- _Exercise instructions_
Below are records to repeat exactly. Omit the pictures from the copy.

━━━━━ Input records

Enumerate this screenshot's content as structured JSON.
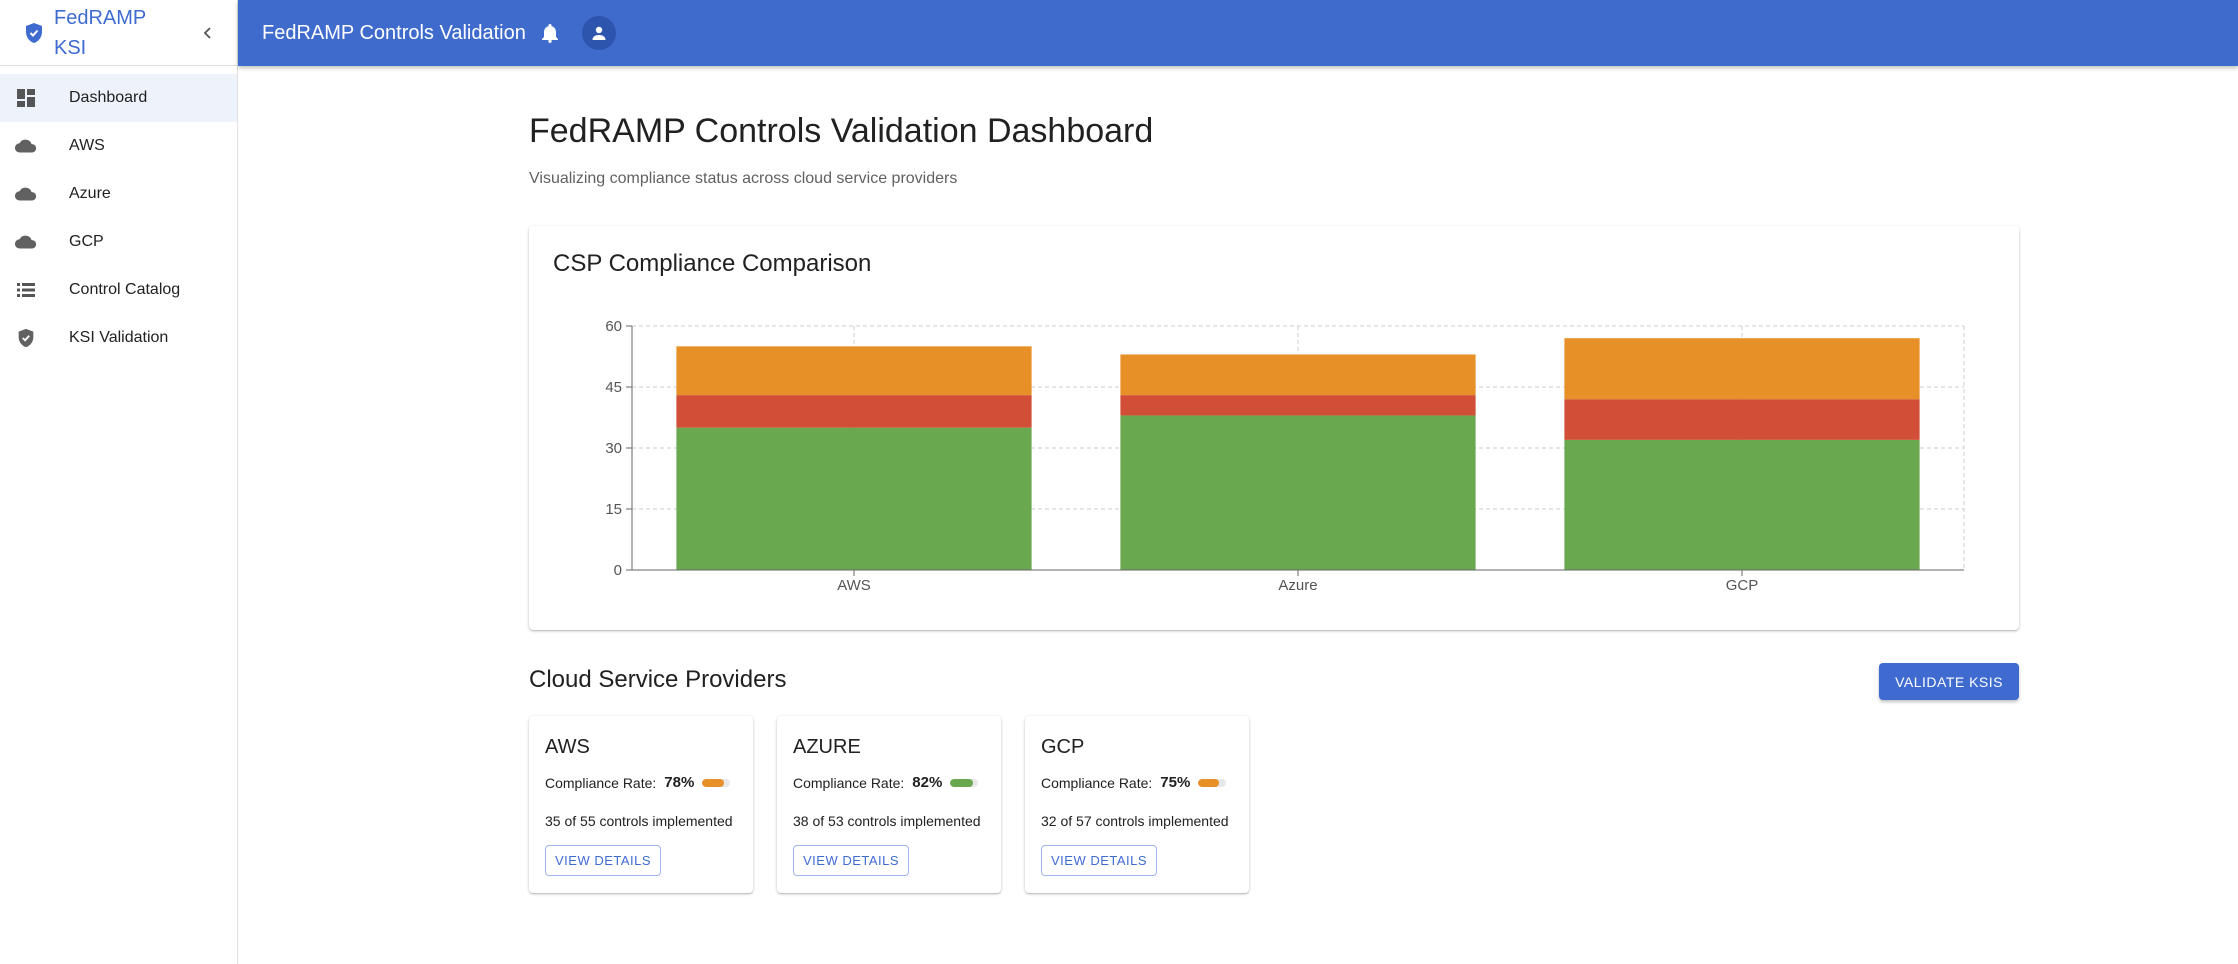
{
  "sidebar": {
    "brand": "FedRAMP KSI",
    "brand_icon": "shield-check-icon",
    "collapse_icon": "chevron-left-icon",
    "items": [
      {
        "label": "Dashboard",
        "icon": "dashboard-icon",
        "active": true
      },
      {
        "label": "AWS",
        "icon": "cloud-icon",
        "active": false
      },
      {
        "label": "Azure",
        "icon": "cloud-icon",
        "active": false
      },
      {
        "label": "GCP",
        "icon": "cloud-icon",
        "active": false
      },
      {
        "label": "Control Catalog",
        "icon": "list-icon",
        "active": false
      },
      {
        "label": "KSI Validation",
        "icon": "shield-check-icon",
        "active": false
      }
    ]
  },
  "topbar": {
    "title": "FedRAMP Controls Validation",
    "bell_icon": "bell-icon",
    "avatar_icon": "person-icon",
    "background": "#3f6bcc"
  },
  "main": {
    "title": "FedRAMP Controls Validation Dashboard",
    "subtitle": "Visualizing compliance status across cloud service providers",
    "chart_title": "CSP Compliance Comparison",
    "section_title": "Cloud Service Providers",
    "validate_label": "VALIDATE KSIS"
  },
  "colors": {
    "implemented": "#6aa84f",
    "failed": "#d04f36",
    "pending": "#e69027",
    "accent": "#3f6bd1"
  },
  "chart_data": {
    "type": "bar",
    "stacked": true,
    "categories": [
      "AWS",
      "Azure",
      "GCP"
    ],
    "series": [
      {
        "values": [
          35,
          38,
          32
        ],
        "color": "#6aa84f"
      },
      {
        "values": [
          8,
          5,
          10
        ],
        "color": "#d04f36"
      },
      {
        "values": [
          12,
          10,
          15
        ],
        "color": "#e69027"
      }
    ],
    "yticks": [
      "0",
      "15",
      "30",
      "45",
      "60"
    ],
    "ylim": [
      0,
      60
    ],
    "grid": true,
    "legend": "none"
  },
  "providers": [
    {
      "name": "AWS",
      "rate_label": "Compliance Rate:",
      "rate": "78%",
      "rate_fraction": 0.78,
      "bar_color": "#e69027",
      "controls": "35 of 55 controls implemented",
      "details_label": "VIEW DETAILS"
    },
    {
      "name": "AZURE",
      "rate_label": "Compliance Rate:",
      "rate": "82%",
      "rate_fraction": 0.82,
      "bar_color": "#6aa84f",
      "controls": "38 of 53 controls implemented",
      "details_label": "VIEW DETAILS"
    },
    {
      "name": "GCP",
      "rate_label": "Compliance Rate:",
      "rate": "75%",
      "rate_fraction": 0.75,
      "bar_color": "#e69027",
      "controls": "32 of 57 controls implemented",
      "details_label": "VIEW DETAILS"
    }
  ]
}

━━━━━━━━━━

- _Correct output_
Enumerate this screenshot's content as structured JSON.
{
  "sidebar": {
    "brand": "FedRAMP KSI",
    "brand_icon": "shield-check-icon",
    "collapse_icon": "chevron-left-icon",
    "items": [
      {
        "label": "Dashboard",
        "icon": "dashboard-icon",
        "active": true
      },
      {
        "label": "AWS",
        "icon": "cloud-icon",
        "active": false
      },
      {
        "label": "Azure",
        "icon": "cloud-icon",
        "active": false
      },
      {
        "label": "GCP",
        "icon": "cloud-icon",
        "active": false
      },
      {
        "label": "Control Catalog",
        "icon": "list-icon",
        "active": false
      },
      {
        "label": "KSI Validation",
        "icon": "shield-check-icon",
        "active": false
      }
    ]
  },
  "topbar": {
    "title": "FedRAMP Controls Validation",
    "bell_icon": "bell-icon",
    "avatar_icon": "person-icon",
    "background": "#3f6bcc"
  },
  "main": {
    "title": "FedRAMP Controls Validation Dashboard",
    "subtitle": "Visualizing compliance status across cloud service providers",
    "chart_title": "CSP Compliance Comparison",
    "section_title": "Cloud Service Providers",
    "validate_label": "VALIDATE KSIS"
  },
  "colors": {
    "implemented": "#6aa84f",
    "failed": "#d04f36",
    "pending": "#e69027",
    "accent": "#3f6bd1"
  },
  "chart_data": {
    "type": "bar",
    "stacked": true,
    "categories": [
      "AWS",
      "Azure",
      "GCP"
    ],
    "series": [
      {
        "values": [
          35,
          38,
          32
        ],
        "color": "#6aa84f"
      },
      {
        "values": [
          8,
          5,
          10
        ],
        "color": "#d04f36"
      },
      {
        "values": [
          12,
          10,
          15
        ],
        "color": "#e69027"
      }
    ],
    "yticks": [
      "0",
      "15",
      "30",
      "45",
      "60"
    ],
    "ylim": [
      0,
      60
    ],
    "grid": true,
    "legend": "none"
  },
  "providers": [
    {
      "name": "AWS",
      "rate_label": "Compliance Rate:",
      "rate": "78%",
      "rate_fraction": 0.78,
      "bar_color": "#e69027",
      "controls": "35 of 55 controls implemented",
      "details_label": "VIEW DETAILS"
    },
    {
      "name": "AZURE",
      "rate_label": "Compliance Rate:",
      "rate": "82%",
      "rate_fraction": 0.82,
      "bar_color": "#6aa84f",
      "controls": "38 of 53 controls implemented",
      "details_label": "VIEW DETAILS"
    },
    {
      "name": "GCP",
      "rate_label": "Compliance Rate:",
      "rate": "75%",
      "rate_fraction": 0.75,
      "bar_color": "#e69027",
      "controls": "32 of 57 controls implemented",
      "details_label": "VIEW DETAILS"
    }
  ]
}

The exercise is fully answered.